» **PROBLEM STATEMENT**
Give the count of lines in the data that include the string "down", with no added remarks.

» **RECORDS TO PROCESS**
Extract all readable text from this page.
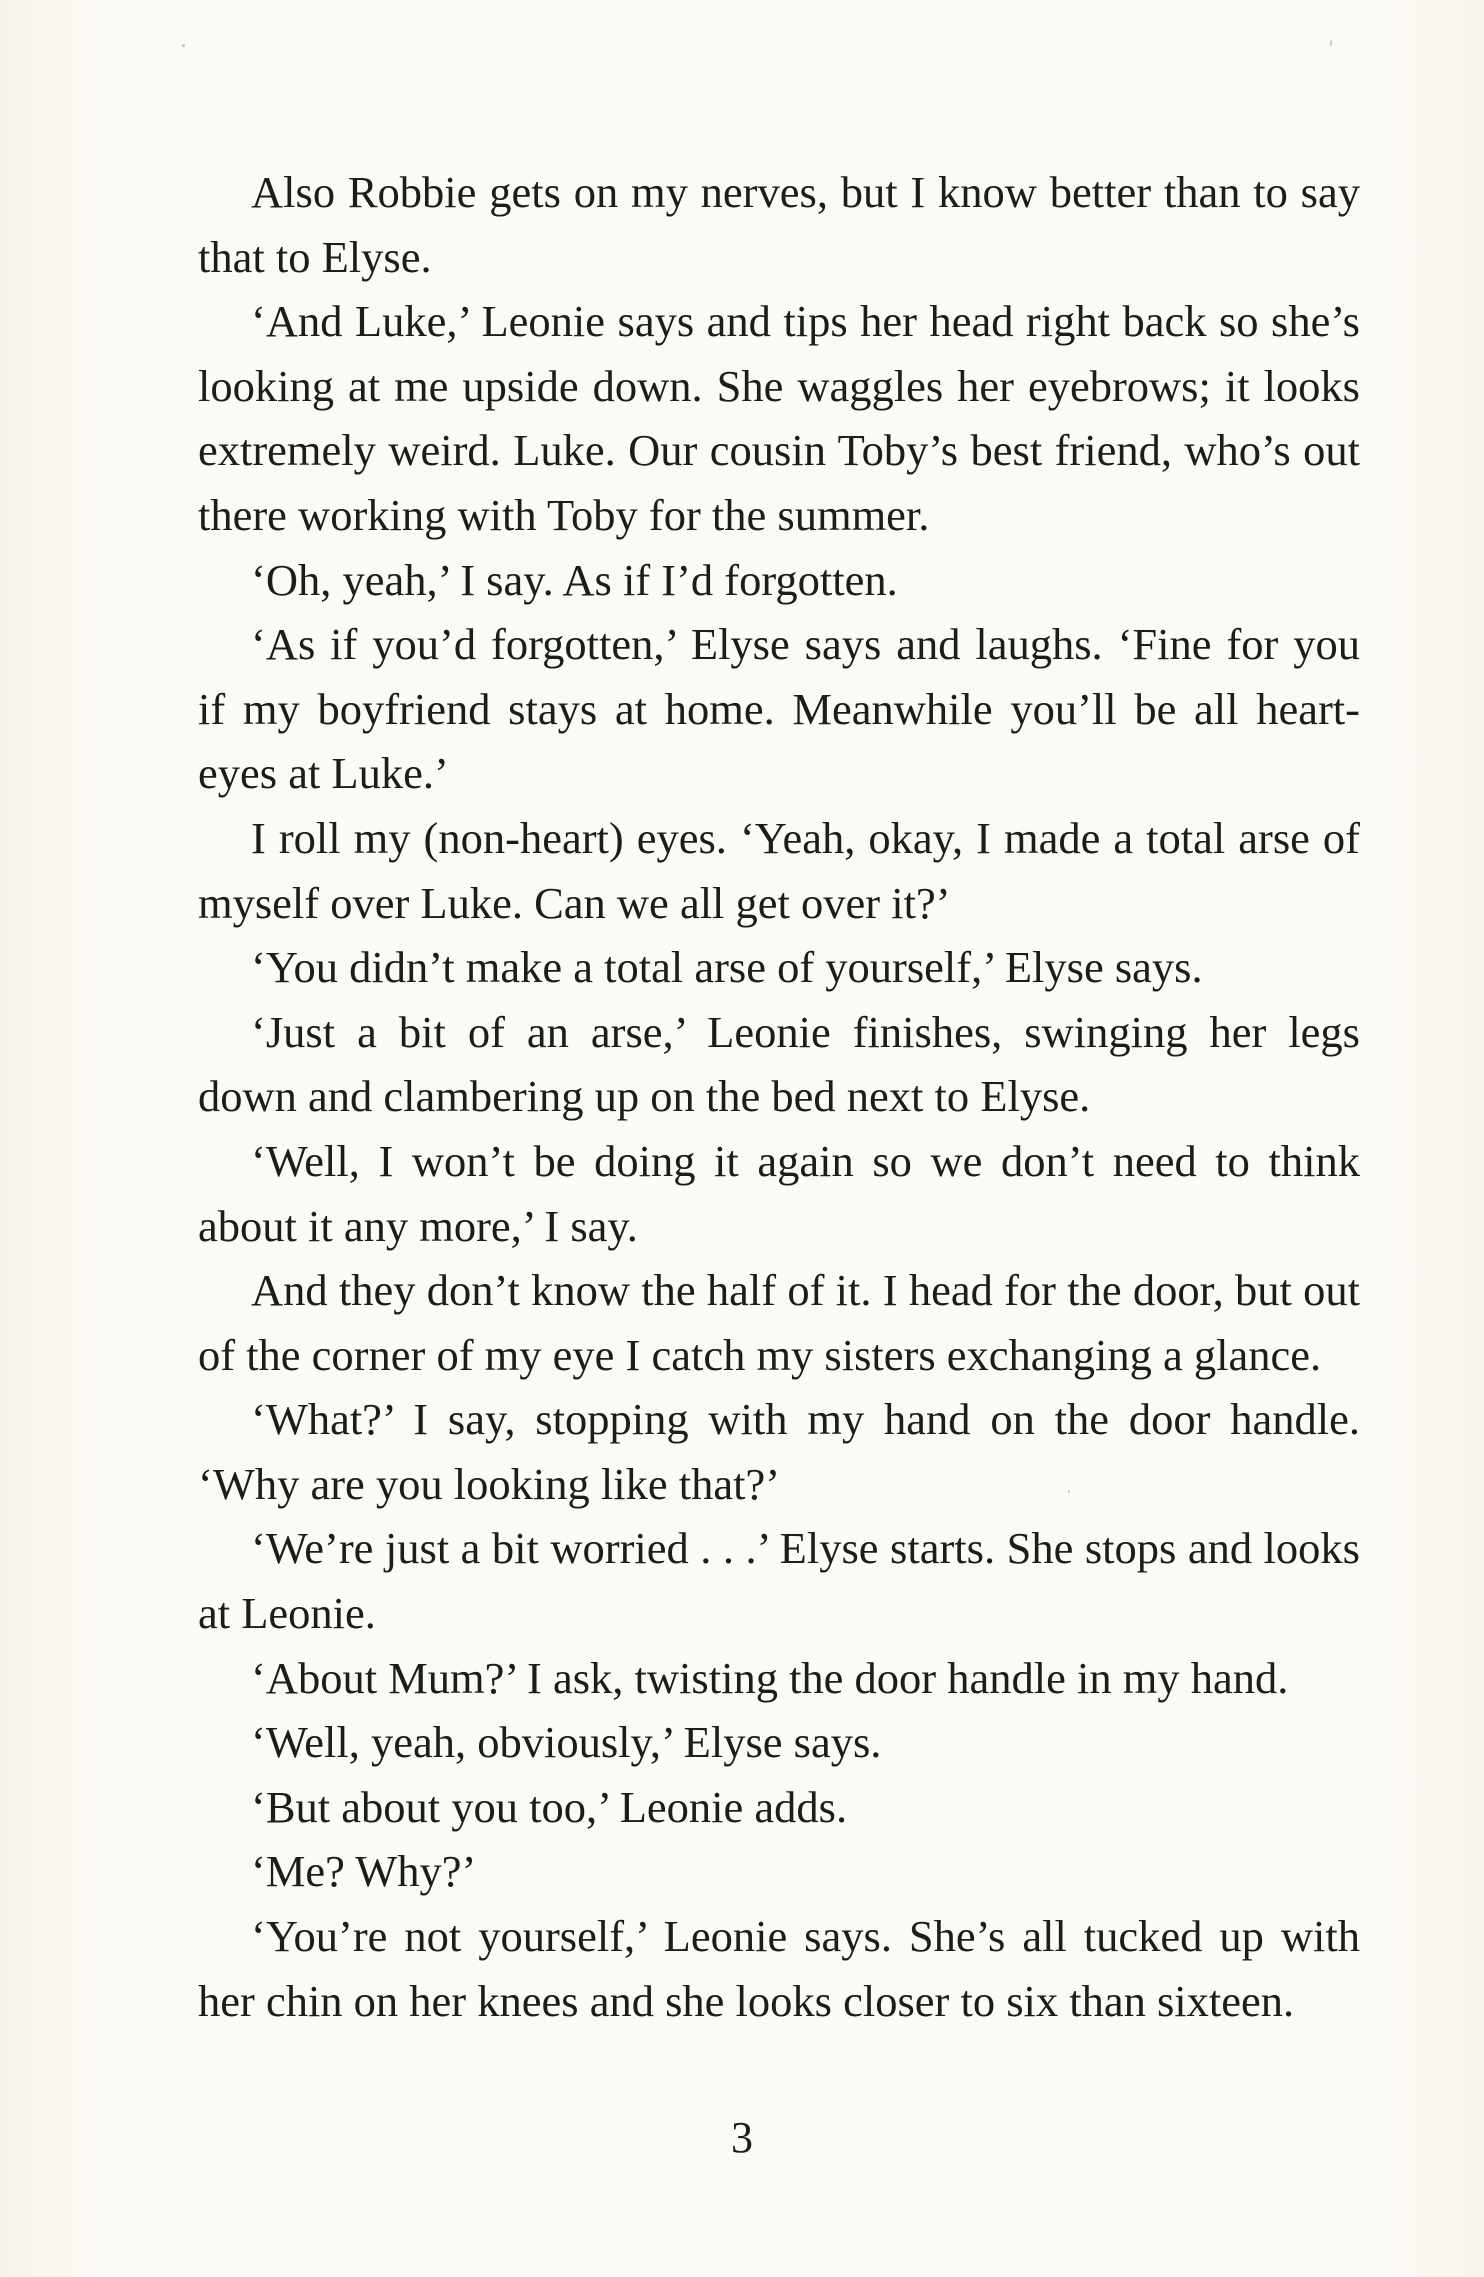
Also Robbie gets on my nerves, but I know better than to say that to Elyse.

‘And Luke,’ Leonie says and tips her head right back so she’s looking at me upside down. She waggles her eyebrows; it looks extremely weird. Luke. Our cousin Toby’s best friend, who’s out there working with Toby for the summer.

‘Oh, yeah,’ I say. As if I’d forgotten.

‘As if you’d forgotten,’ Elyse says and laughs. ‘Fine for you if my boyfriend stays at home. Meanwhile you’ll be all heart-eyes at Luke.’

I roll my (non-heart) eyes. ‘Yeah, okay, I made a total arse of myself over Luke. Can we all get over it?’

‘You didn’t make a total arse of yourself,’ Elyse says.

‘Just a bit of an arse,’ Leonie finishes, swinging her legs down and clambering up on the bed next to Elyse.

‘Well, I won’t be doing it again so we don’t need to think about it any more,’ I say.

And they don’t know the half of it. I head for the door, but out of the corner of my eye I catch my sisters exchanging a glance.

‘What?’ I say, stopping with my hand on the door handle. ‘Why are you looking like that?’

‘We’re just a bit worried . . .’ Elyse starts. She stops and looks at Leonie.

‘About Mum?’ I ask, twisting the door handle in my hand.

‘Well, yeah, obviously,’ Elyse says.

‘But about you too,’ Leonie adds.

‘Me? Why?’

‘You’re not yourself,’ Leonie says. She’s all tucked up with her chin on her knees and she looks closer to six than sixteen.

3
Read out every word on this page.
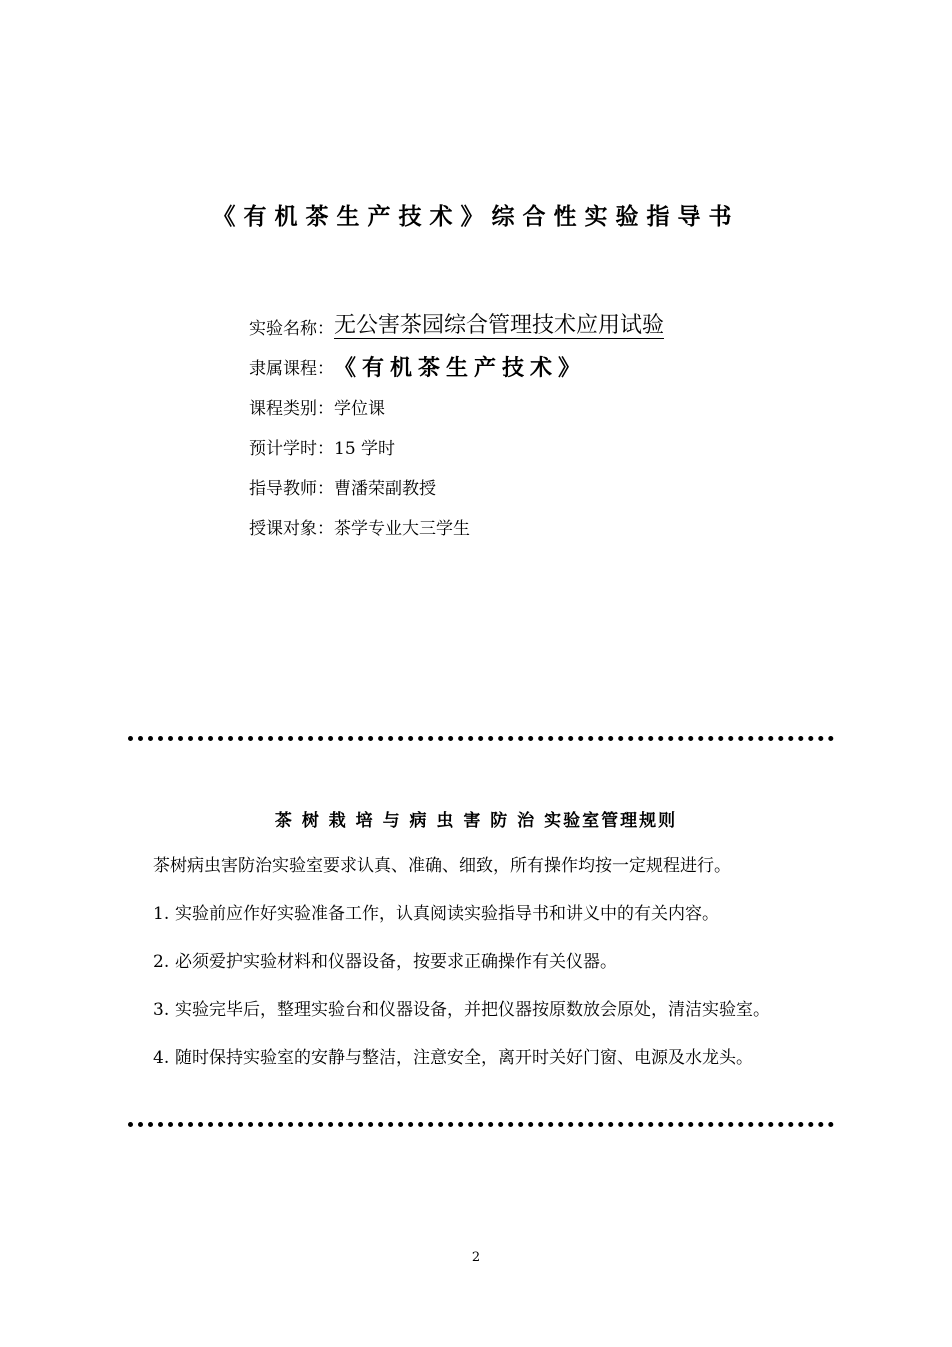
《有机茶生产技术》综合性实验指导书
实验名称： 无公害茶园综合管理技术应用试验
隶属课程： 《有机茶生产技术》
课程类别： 学位课
预计学时： 15 学时
指导教师： 曹潘荣副教授
授课对象： 茶学专业大三学生
茶 树 栽 培 与 病 虫 害 防 治 实验室管理规则
茶树病虫害防治实验室要求认真、准确、细致，所有操作均按一定规程进行。
1. 实验前应作好实验准备工作，认真阅读实验指导书和讲义中的有关内容。
2. 必须爱护实验材料和仪器设备，按要求正确操作有关仪器。
3. 实验完毕后，整理实验台和仪器设备，并把仪器按原数放会原处，清洁实验室。
4. 随时保持实验室的安静与整洁，注意安全，离开时关好门窗、电源及水龙头。
2
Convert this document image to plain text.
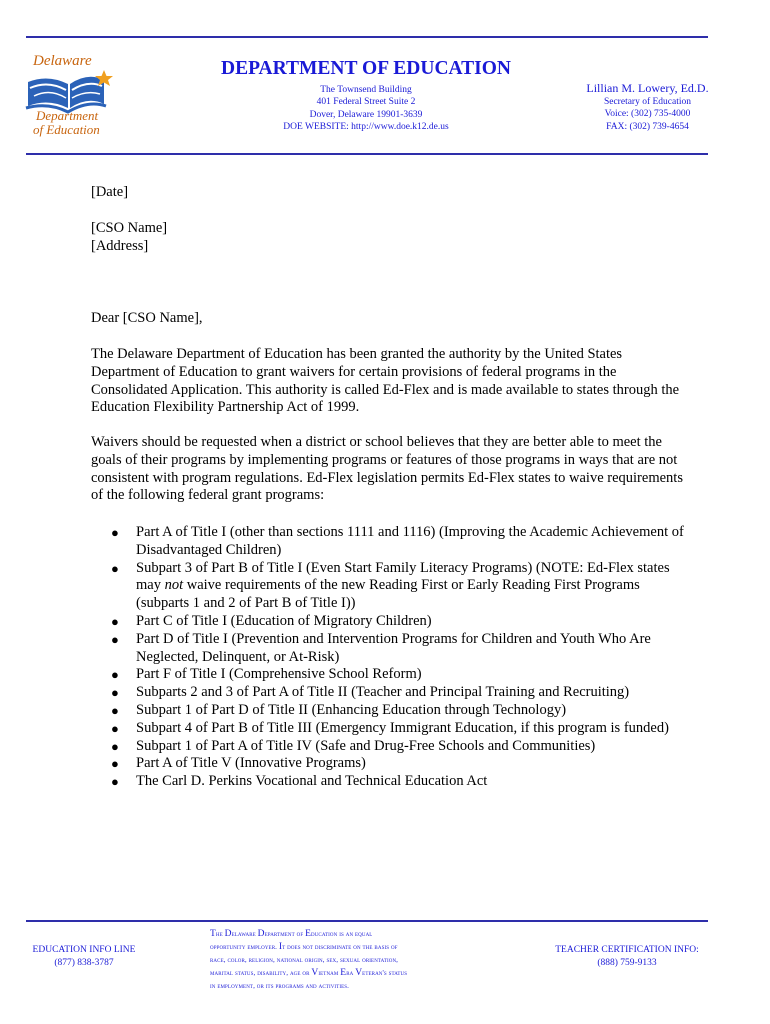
Delaware
Department
of Education
DEPARTMENT OF EDUCATION
The Townsend Building
401 Federal Street Suite 2
Dover, Delaware 19901-3639
DOE WEBSITE: http://www.doe.k12.de.us
Lillian M. Lowery, Ed.D.
Secretary of Education
Voice: (302) 735-4000
FAX: (302) 739-4654
[Date]
[CSO Name]
[Address]
Dear [CSO Name],
The Delaware Department of Education has been granted the authority by the United States Department of Education to grant waivers for certain provisions of federal programs in the Consolidated Application. This authority is called Ed-Flex and is made available to states through the Education Flexibility Partnership Act of 1999.
Waivers should be requested when a district or school believes that they are better able to meet the goals of their programs by implementing programs or features of those programs in ways that are not consistent with program regulations. Ed-Flex legislation permits Ed-Flex states to waive requirements of the following federal grant programs:
● Part A of Title I (other than sections 1111 and 1116) (Improving the Academic Achievement of Disadvantaged Children)
● Subpart 3 of Part B of Title I (Even Start Family Literacy Programs) (NOTE: Ed-Flex states may not waive requirements of the new Reading First or Early Reading First Programs (subparts 1 and 2 of Part B of Title I))
● Part C of Title I (Education of Migratory Children)
● Part D of Title I (Prevention and Intervention Programs for Children and Youth Who Are Neglected, Delinquent, or At-Risk)
● Part F of Title I (Comprehensive School Reform)
● Subparts 2 and 3 of Part A of Title II (Teacher and Principal Training and Recruiting)
● Subpart 1 of Part D of Title II (Enhancing Education through Technology)
● Subpart 4 of Part B of Title III (Emergency Immigrant Education, if this program is funded)
● Subpart 1 of Part A of Title IV (Safe and Drug-Free Schools and Communities)
● Part A of Title V (Innovative Programs)
● The Carl D. Perkins Vocational and Technical Education Act
EDUCATION INFO LINE
(877) 838-3787
The Delaware Department of Education is an equal
opportunity employer. It does not discriminate on the basis of
race, color, religion, national origin, sex, sexual orientation,
marital status, disability, age or Vietnam Era Veteran's status
in employment, or its programs and activities.
TEACHER CERTIFICATION INFO:
(888) 759-9133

» **COMPLETED TASK**
2